_WRITTEN INSTRUCTION_
Your answer should be a single number: the count of lines that include the word "四年级数学第二阶段基础素质达标".

_SOURCE DATA_
# # #
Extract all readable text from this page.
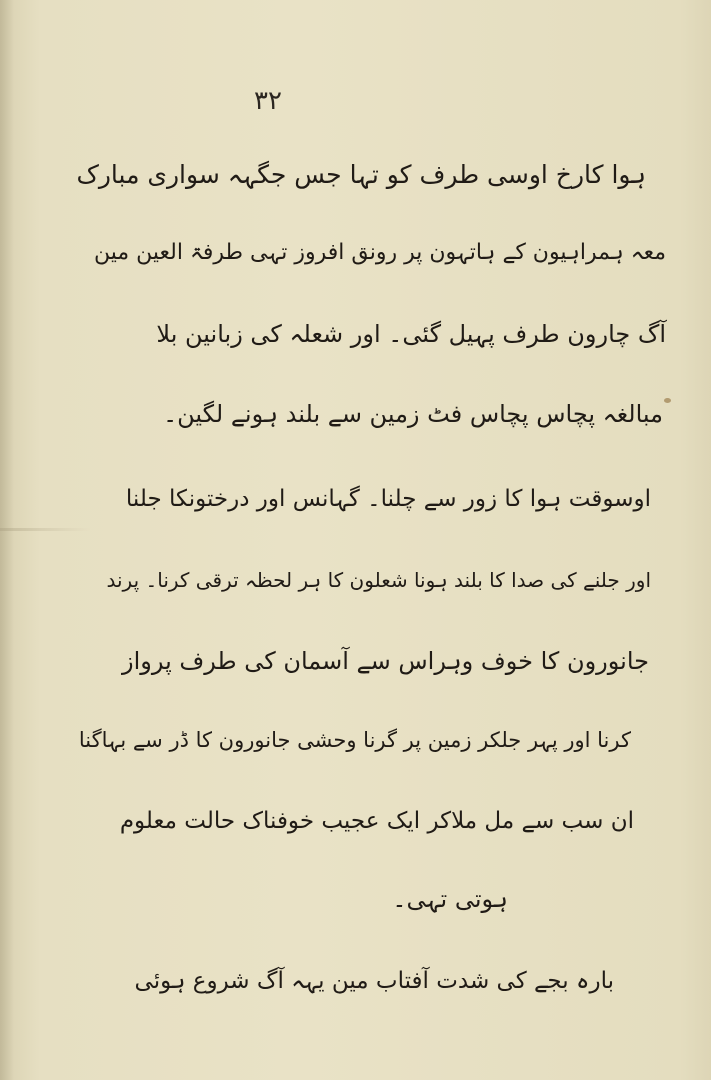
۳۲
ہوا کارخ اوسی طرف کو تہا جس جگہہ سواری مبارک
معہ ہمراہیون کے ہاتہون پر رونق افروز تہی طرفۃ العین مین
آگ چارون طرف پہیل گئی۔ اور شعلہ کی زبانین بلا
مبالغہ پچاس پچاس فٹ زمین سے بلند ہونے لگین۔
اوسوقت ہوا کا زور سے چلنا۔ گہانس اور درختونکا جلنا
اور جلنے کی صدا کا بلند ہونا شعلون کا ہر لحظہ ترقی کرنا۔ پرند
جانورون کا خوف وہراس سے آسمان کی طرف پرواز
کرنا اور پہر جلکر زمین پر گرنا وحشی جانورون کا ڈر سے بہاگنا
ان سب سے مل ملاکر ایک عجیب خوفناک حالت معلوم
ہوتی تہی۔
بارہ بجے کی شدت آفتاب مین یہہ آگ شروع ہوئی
# # #
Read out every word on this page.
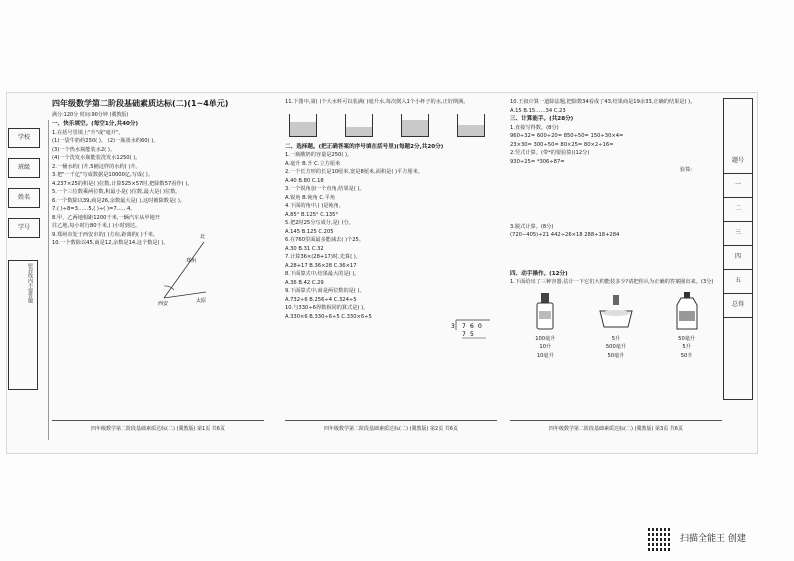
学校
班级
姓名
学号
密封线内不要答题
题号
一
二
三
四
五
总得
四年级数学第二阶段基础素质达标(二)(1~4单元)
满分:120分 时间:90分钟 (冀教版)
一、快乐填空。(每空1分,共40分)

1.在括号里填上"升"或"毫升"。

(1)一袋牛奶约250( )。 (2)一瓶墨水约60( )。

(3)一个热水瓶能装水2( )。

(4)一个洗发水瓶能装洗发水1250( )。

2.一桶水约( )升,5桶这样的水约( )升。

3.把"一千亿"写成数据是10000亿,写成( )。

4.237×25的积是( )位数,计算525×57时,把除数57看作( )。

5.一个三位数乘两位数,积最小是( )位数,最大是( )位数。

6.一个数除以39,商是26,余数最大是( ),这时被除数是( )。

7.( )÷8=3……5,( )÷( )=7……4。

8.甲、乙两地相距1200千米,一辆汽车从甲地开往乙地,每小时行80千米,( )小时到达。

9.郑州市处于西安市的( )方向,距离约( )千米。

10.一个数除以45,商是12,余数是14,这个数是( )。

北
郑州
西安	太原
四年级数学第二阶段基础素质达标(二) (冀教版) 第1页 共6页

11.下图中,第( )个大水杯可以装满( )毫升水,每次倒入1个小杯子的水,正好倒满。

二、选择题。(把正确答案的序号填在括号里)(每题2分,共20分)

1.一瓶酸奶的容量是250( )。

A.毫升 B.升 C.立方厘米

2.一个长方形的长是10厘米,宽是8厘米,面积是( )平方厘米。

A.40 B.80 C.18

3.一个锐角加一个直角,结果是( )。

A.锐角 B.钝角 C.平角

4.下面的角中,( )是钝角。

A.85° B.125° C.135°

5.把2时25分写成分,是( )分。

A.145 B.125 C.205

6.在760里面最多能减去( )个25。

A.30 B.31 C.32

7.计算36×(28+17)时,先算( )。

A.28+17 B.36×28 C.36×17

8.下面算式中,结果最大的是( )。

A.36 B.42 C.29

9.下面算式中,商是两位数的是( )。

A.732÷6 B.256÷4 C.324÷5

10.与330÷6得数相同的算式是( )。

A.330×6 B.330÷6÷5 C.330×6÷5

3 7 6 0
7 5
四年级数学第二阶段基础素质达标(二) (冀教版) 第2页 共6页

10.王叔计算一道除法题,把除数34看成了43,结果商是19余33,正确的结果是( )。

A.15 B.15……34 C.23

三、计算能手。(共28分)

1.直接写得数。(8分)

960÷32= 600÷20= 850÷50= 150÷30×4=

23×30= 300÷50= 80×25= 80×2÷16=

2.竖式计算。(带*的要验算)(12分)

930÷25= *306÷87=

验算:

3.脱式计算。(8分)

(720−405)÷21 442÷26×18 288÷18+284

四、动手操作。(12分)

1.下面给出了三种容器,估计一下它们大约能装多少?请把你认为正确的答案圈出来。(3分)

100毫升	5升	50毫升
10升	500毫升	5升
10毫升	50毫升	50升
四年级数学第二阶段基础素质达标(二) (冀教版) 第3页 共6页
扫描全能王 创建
# # #
_FULL SOLUTION_
4